What you will do: Write out again everything from the start of the entries down to the line containing "List each element", including that line, and leave the pictures out of your answer.

(Entries with boxed elements)

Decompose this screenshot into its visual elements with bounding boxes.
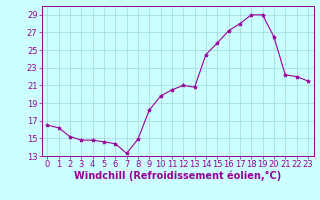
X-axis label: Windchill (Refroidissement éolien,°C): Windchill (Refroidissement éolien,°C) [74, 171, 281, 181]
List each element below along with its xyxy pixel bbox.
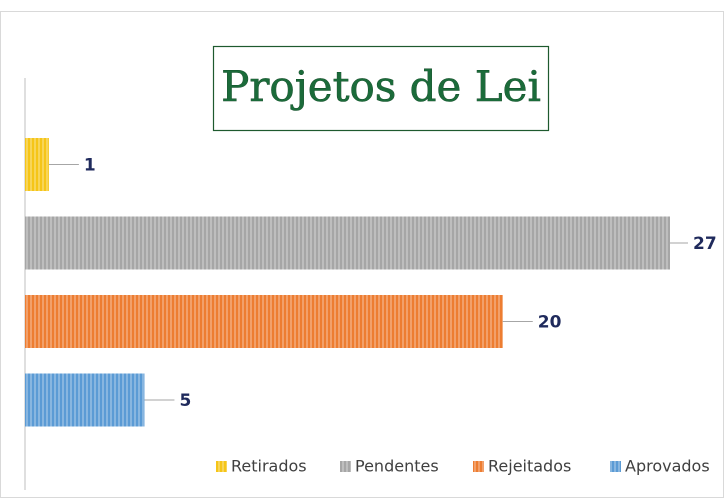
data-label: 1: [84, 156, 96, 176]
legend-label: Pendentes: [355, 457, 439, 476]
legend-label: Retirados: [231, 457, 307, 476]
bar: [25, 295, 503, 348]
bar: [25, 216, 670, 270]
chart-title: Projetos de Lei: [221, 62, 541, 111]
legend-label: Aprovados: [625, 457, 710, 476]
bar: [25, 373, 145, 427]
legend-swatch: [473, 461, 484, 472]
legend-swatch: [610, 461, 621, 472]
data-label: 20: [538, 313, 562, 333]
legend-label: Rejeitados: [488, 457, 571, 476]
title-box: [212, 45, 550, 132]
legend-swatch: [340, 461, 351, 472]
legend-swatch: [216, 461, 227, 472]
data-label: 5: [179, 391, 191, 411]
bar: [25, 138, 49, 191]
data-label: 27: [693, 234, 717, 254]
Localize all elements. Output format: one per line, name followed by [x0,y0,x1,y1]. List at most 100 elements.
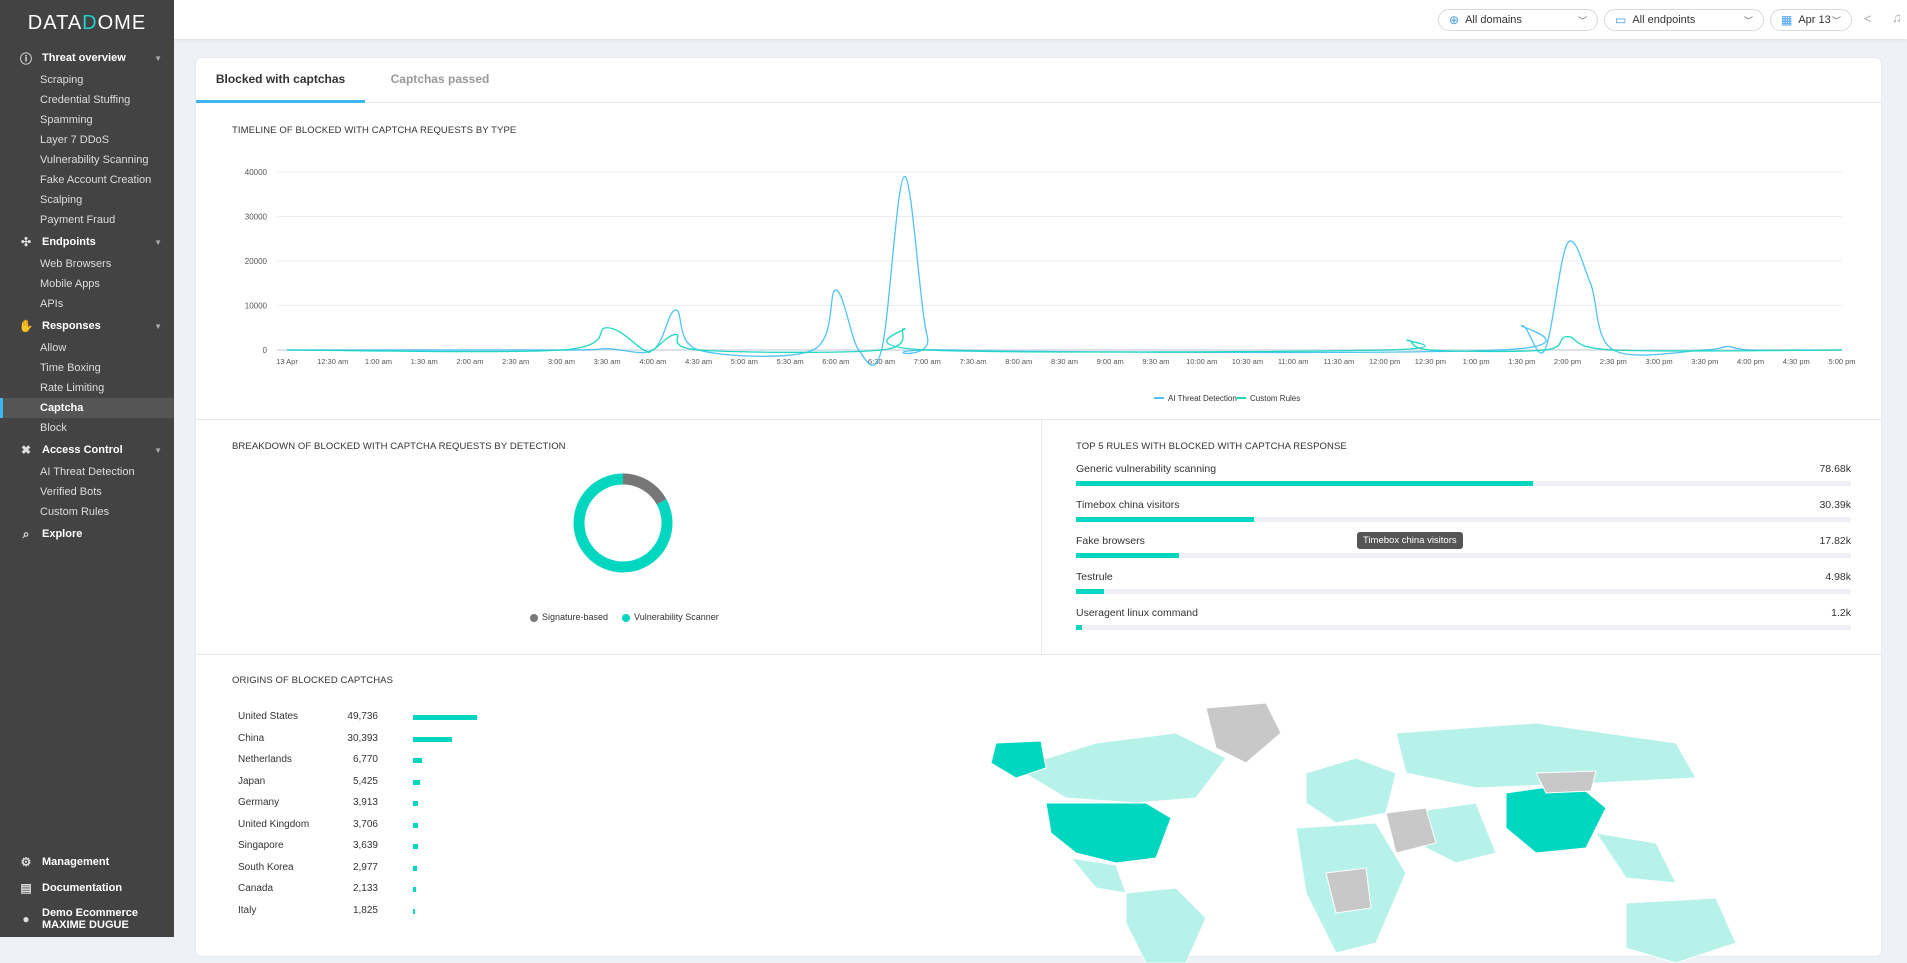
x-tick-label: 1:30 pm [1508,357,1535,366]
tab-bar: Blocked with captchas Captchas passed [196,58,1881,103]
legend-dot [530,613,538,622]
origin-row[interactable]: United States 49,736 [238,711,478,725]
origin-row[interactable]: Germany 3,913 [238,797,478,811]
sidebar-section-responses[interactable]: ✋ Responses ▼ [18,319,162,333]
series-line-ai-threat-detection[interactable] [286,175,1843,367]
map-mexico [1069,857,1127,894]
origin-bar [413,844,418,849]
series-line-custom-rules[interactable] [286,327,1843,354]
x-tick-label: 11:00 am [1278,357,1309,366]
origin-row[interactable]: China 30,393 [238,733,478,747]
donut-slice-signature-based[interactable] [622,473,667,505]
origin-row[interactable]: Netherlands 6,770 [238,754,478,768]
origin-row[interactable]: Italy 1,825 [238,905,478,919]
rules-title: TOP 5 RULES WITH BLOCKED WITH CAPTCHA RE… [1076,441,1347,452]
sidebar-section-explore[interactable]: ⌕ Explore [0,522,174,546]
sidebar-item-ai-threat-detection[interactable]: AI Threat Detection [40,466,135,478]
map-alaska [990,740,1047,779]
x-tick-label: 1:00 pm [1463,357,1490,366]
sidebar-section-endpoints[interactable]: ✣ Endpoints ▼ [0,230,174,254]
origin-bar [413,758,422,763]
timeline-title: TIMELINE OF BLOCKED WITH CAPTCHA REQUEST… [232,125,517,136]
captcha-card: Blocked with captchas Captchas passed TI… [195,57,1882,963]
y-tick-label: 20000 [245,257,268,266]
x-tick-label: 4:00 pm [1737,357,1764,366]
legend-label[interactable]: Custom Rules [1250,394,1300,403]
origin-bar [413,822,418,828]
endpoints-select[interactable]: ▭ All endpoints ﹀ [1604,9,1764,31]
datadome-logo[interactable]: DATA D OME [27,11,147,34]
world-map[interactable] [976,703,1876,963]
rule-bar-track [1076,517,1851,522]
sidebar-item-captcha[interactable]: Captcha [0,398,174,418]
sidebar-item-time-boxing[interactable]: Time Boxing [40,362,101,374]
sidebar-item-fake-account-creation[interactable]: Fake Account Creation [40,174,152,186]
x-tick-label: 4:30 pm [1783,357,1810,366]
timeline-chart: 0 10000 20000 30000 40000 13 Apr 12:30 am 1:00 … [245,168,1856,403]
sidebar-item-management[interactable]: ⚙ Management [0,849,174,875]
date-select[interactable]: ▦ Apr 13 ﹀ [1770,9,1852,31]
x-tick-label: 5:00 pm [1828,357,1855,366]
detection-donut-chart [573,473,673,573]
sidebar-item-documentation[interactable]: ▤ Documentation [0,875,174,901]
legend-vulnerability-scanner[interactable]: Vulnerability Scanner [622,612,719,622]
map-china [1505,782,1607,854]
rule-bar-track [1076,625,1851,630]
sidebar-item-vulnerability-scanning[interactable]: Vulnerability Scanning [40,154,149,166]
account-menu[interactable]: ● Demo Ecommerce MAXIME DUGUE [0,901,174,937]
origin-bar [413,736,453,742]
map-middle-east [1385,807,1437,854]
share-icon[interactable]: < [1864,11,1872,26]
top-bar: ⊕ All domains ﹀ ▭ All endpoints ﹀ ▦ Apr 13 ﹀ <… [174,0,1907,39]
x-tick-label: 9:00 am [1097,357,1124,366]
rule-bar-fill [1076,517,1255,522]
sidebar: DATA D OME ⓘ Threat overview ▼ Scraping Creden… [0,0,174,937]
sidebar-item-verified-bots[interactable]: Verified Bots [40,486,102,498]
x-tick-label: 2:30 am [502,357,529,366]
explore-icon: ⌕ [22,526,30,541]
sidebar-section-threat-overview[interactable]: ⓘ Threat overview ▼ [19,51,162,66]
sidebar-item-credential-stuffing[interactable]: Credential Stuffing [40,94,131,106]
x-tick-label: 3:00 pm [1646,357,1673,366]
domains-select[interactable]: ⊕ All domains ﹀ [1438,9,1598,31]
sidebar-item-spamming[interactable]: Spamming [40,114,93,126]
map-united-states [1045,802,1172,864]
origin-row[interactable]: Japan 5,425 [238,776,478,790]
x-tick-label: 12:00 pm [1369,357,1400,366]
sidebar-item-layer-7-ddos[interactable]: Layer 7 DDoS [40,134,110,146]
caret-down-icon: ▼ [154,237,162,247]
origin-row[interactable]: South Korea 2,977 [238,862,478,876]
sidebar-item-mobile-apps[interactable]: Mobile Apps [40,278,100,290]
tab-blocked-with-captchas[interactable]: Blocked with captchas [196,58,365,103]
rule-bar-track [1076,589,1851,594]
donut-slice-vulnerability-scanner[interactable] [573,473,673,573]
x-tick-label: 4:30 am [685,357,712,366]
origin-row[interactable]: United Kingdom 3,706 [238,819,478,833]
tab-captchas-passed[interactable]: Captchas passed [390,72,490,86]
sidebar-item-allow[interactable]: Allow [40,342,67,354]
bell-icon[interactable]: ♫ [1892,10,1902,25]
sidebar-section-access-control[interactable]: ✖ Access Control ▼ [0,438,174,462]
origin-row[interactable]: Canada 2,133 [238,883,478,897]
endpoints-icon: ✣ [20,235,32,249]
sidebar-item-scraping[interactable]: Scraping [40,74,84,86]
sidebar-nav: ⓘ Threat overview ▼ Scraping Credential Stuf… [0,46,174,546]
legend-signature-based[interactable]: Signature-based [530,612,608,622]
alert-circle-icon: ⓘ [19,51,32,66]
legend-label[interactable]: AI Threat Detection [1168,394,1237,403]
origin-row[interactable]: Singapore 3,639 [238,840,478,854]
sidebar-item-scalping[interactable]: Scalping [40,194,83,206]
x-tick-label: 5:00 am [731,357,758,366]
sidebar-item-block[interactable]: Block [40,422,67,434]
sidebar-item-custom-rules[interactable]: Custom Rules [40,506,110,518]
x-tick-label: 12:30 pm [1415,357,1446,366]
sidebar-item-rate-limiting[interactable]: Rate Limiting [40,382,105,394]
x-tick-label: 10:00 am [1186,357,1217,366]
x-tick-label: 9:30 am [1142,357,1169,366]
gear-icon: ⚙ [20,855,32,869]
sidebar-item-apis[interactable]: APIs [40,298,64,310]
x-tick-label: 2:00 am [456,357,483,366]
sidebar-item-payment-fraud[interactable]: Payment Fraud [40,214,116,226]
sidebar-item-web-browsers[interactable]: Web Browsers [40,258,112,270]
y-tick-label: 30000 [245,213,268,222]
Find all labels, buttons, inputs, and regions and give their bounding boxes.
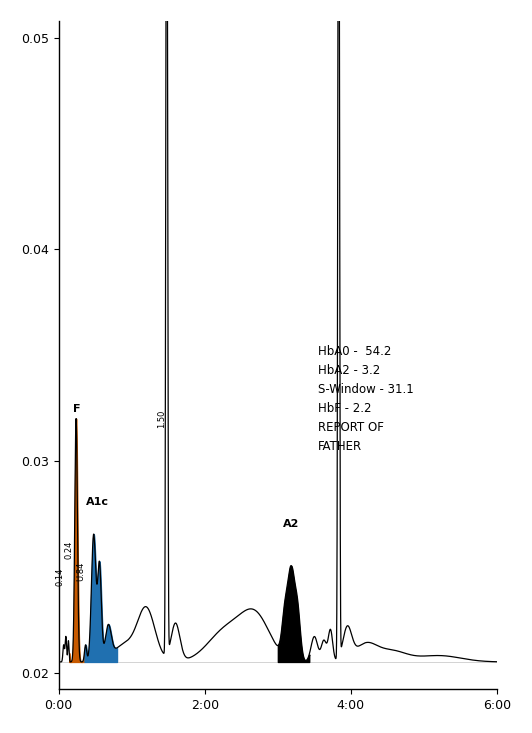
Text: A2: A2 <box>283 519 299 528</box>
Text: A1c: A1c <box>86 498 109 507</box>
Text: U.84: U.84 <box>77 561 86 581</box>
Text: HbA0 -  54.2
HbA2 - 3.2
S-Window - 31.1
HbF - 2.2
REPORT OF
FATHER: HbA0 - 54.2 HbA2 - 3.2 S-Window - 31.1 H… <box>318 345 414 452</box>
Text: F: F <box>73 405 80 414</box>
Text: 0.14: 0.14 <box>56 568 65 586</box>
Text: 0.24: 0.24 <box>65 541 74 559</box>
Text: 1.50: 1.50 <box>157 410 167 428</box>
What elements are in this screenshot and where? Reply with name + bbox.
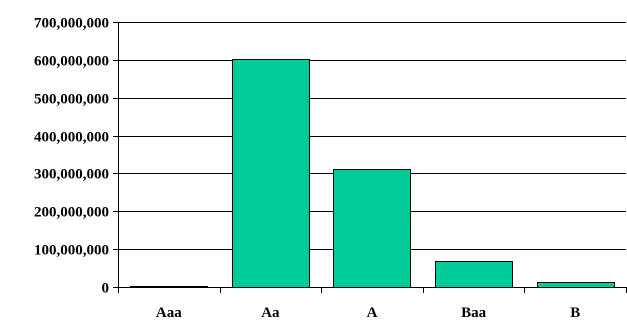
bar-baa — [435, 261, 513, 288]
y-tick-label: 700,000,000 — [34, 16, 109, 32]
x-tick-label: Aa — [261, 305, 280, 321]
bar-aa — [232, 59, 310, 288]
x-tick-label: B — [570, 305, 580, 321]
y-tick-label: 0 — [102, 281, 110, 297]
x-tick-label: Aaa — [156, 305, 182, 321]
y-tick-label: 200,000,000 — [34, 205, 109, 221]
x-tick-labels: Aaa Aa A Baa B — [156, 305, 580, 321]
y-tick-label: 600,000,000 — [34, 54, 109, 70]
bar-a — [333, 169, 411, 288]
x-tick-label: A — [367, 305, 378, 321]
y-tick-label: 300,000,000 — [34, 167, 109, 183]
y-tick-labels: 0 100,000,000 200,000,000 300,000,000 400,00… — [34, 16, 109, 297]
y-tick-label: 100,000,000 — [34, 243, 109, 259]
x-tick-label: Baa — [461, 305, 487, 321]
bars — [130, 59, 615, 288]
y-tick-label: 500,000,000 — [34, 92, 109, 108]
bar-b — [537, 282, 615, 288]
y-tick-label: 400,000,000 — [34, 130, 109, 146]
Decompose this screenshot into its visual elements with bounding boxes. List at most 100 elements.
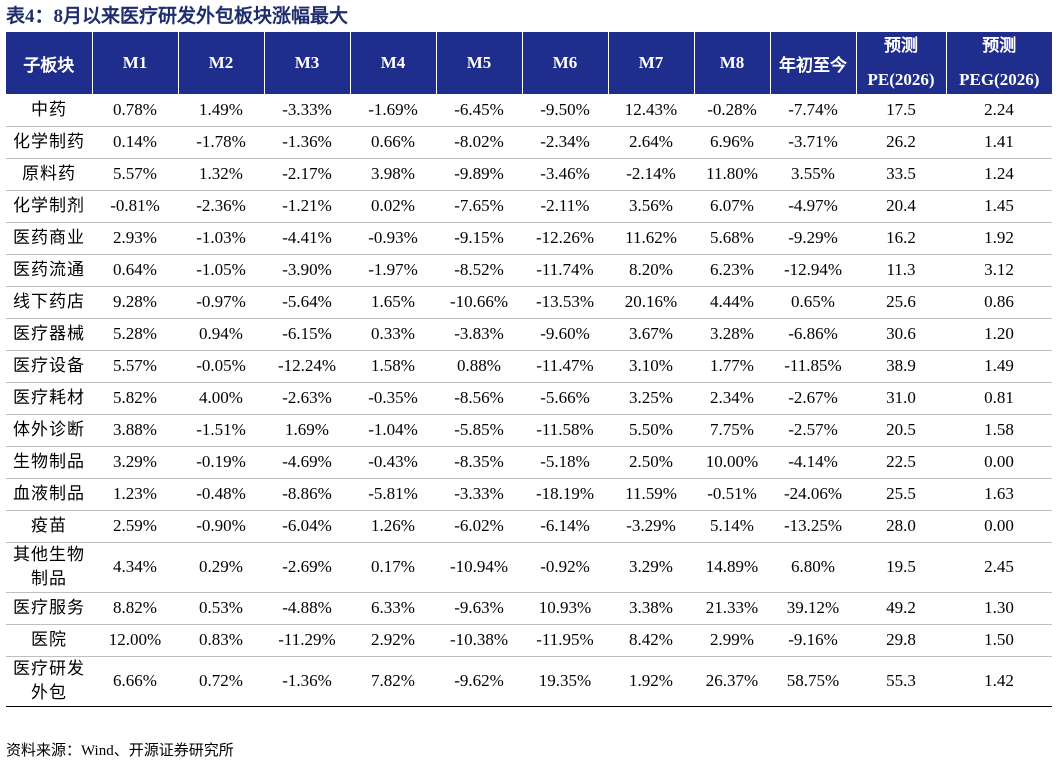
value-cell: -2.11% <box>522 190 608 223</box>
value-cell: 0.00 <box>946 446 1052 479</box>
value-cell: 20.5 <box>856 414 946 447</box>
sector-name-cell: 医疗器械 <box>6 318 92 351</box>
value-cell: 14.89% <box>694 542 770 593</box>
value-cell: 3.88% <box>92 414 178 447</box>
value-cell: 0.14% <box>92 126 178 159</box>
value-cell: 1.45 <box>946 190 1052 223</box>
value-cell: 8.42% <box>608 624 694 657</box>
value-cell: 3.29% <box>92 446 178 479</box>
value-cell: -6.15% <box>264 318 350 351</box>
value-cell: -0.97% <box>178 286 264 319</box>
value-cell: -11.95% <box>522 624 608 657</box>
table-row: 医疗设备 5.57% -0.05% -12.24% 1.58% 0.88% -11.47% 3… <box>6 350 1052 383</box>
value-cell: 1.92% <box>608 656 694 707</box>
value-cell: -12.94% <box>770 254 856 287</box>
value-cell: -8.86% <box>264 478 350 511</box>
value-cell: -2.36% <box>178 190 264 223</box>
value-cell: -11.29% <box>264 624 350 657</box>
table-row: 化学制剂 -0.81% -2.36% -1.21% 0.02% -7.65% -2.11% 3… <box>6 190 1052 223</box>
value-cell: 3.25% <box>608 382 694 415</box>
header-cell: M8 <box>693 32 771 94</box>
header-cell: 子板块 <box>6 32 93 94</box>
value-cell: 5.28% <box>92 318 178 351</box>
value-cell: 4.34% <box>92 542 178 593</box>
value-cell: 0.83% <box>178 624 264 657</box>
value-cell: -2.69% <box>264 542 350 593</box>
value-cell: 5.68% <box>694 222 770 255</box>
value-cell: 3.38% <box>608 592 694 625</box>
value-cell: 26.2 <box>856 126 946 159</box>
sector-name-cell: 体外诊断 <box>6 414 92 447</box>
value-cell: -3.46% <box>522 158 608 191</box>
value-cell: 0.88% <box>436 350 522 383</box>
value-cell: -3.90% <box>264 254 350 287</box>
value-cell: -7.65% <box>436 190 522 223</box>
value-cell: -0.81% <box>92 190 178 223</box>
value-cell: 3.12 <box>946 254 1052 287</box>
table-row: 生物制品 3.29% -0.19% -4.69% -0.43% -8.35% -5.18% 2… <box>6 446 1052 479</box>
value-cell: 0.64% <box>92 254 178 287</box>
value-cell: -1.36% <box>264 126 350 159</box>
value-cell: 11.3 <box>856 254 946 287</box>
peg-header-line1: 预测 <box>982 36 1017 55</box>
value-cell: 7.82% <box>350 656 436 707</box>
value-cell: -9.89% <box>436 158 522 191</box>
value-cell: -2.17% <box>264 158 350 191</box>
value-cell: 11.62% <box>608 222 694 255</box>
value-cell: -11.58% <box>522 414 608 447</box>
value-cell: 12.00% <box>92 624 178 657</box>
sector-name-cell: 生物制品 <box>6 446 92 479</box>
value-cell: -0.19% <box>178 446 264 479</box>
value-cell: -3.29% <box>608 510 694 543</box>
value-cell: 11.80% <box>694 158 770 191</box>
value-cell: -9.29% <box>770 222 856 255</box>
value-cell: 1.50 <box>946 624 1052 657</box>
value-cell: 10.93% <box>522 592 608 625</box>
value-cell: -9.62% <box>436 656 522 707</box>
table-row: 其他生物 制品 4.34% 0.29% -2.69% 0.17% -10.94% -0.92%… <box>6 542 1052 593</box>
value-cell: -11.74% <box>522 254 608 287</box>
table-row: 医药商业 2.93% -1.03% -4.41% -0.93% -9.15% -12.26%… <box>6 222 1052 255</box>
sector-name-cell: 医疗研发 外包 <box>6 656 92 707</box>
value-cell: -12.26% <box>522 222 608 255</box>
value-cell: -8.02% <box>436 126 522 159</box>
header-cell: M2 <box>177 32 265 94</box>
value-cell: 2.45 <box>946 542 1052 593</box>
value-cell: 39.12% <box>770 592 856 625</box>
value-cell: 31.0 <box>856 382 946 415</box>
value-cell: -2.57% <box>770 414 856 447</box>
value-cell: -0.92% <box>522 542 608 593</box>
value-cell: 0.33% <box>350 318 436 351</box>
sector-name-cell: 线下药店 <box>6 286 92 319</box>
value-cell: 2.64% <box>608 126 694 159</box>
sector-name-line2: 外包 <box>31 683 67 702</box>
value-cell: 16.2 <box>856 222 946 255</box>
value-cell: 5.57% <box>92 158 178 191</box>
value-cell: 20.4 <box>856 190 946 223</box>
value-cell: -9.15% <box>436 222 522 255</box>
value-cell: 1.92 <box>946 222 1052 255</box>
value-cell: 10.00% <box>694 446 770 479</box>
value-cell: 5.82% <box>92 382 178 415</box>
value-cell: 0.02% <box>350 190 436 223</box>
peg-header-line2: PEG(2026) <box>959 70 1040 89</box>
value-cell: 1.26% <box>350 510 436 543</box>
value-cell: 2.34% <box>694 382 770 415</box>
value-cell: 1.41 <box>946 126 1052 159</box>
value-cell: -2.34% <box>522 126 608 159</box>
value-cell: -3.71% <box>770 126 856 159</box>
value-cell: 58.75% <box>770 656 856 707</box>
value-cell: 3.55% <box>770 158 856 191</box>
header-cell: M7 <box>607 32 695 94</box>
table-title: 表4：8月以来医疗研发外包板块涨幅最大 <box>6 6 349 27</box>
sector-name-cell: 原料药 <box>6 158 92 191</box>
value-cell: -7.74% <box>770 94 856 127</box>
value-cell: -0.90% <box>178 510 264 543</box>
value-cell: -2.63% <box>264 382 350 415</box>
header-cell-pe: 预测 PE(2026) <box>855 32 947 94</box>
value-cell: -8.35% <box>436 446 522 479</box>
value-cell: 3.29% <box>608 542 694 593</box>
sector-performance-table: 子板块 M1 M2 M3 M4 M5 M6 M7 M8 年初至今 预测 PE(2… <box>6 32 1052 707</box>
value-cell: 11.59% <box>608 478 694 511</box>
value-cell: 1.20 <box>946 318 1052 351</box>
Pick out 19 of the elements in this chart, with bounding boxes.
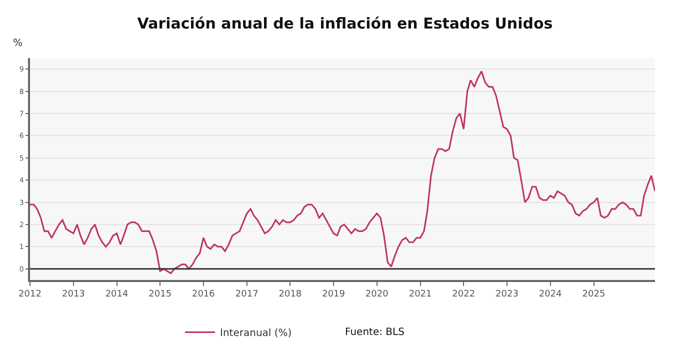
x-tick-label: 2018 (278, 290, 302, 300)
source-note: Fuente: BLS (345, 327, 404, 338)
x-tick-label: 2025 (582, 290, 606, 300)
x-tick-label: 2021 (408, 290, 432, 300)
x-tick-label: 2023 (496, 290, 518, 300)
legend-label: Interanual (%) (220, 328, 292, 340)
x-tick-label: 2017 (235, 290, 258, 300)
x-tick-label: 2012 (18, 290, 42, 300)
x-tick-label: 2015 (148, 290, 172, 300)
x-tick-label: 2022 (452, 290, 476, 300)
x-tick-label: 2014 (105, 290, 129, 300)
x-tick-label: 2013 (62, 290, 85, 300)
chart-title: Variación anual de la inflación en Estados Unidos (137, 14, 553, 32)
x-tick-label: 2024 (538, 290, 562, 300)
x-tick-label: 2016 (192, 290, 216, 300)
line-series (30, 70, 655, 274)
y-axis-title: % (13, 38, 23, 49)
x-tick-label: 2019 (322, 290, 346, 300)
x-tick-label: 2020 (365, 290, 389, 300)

Full answer:
Decompose this screenshot into its visual elements with bounding boxes.
X-axis label: Windchill (Refroidissement éolien,°C): Windchill (Refroidissement éolien,°C) [74, 171, 281, 181]
List each element below along with its xyxy pixel bbox.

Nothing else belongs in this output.